--- Dataset rows ---
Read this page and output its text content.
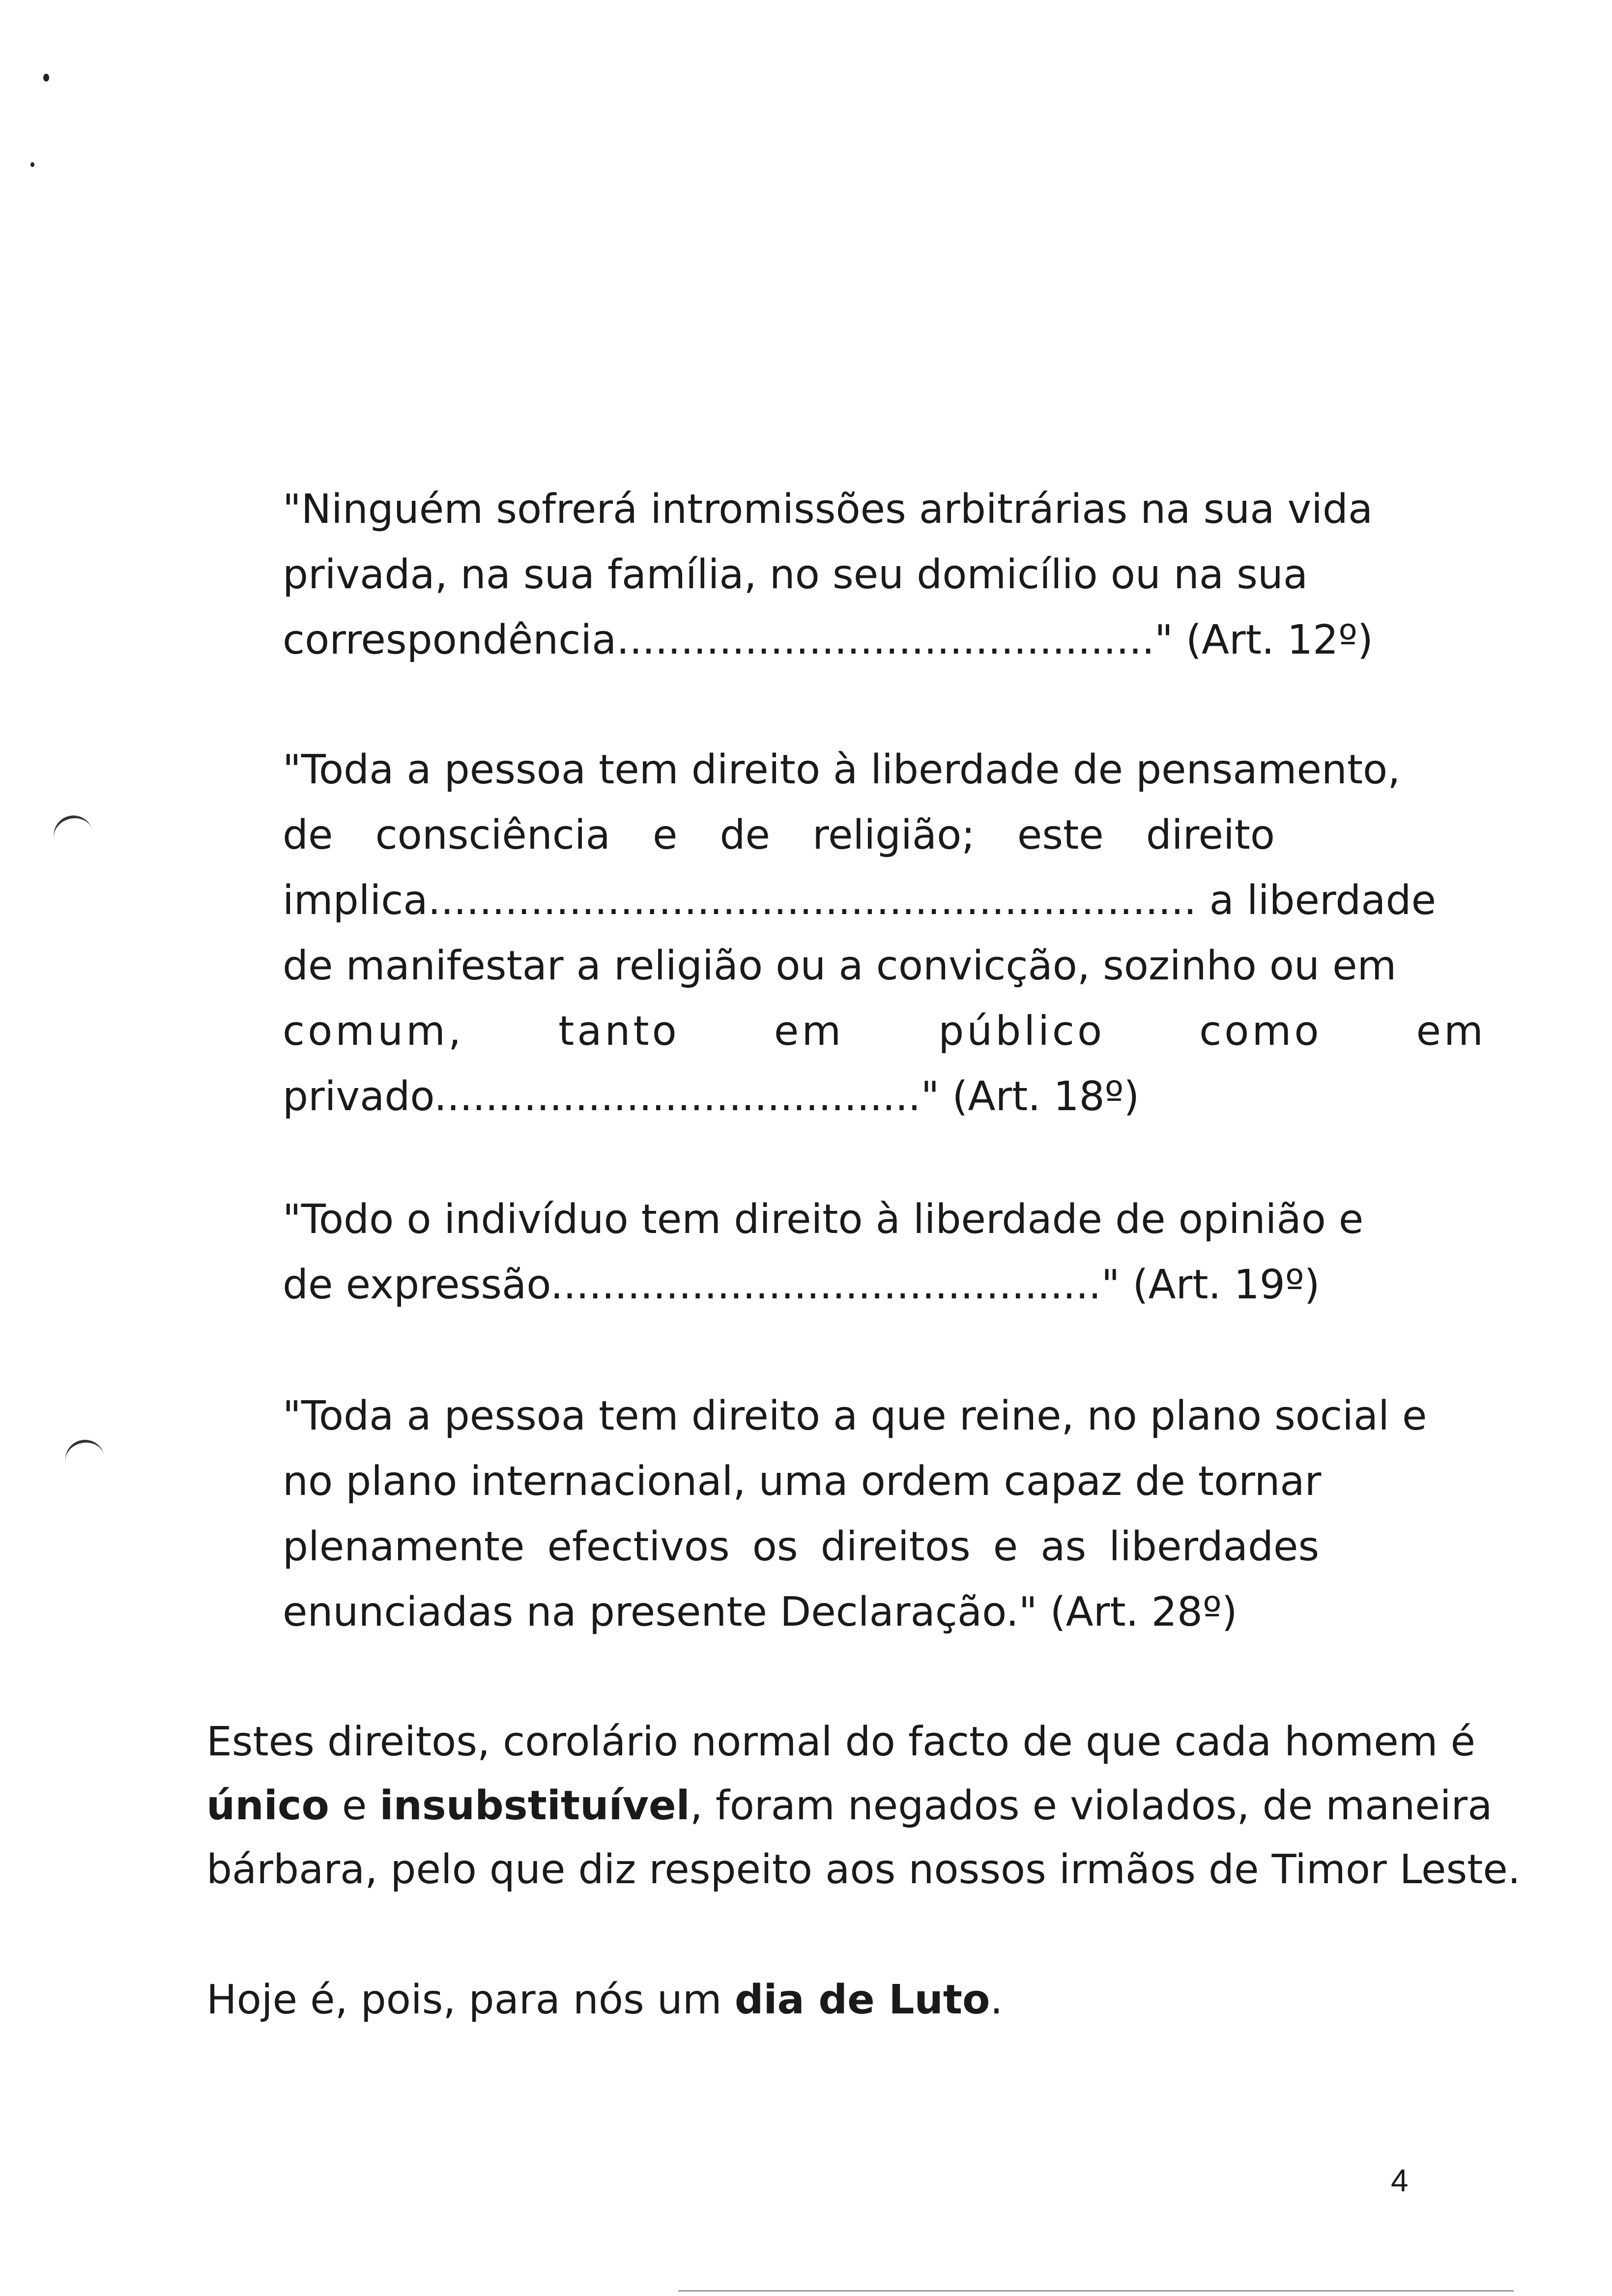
"Ninguém sofrerá intromissões arbitrárias na sua vida
privada, na sua família, no seu domicílio ou na sua
correspondência.........................................." (Art. 12º)
"Toda a pessoa tem direito à liberdade de pensamento,
de consciência e de religião; este direito
implica............................................................ a liberdade
de manifestar a religião ou a convicção, sozinho ou em
comum, tanto em público como em
privado......................................" (Art. 18º)
"Todo o indivíduo tem direito à liberdade de opinião e
de expressão..........................................." (Art. 19º)
"Toda a pessoa tem direito a que reine, no plano social e
no plano internacional, uma ordem capaz de tornar
plenamente efectivos os direitos e as liberdades
enunciadas na presente Declaração." (Art. 28º)
Estes direitos, corolário normal do facto de que cada homem é
único e insubstituível, foram negados e violados, de maneira
bárbara, pelo que diz respeito aos nossos irmãos de Timor Leste.
Hoje é, pois, para nós um dia de Luto.
4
---
Transcribe every record above exactly, leaving out the pictures.

**Solution to this problem**
Read this page and output its text content.
"Ninguém sofrerá intromissões arbitrárias na sua vida
privada, na sua família, no seu domicílio ou na sua
correspondência.........................................." (Art. 12º)
"Toda a pessoa tem direito à liberdade de pensamento,
de consciência e de religião; este direito
implica............................................................ a liberdade
de manifestar a religião ou a convicção, sozinho ou em
comum, tanto em público como em
privado......................................" (Art. 18º)
"Todo o indivíduo tem direito à liberdade de opinião e
de expressão..........................................." (Art. 19º)
"Toda a pessoa tem direito a que reine, no plano social e
no plano internacional, uma ordem capaz de tornar
plenamente efectivos os direitos e as liberdades
enunciadas na presente Declaração." (Art. 28º)
Estes direitos, corolário normal do facto de que cada homem é
único e insubstituível, foram negados e violados, de maneira
bárbara, pelo que diz respeito aos nossos irmãos de Timor Leste.
Hoje é, pois, para nós um dia de Luto.
4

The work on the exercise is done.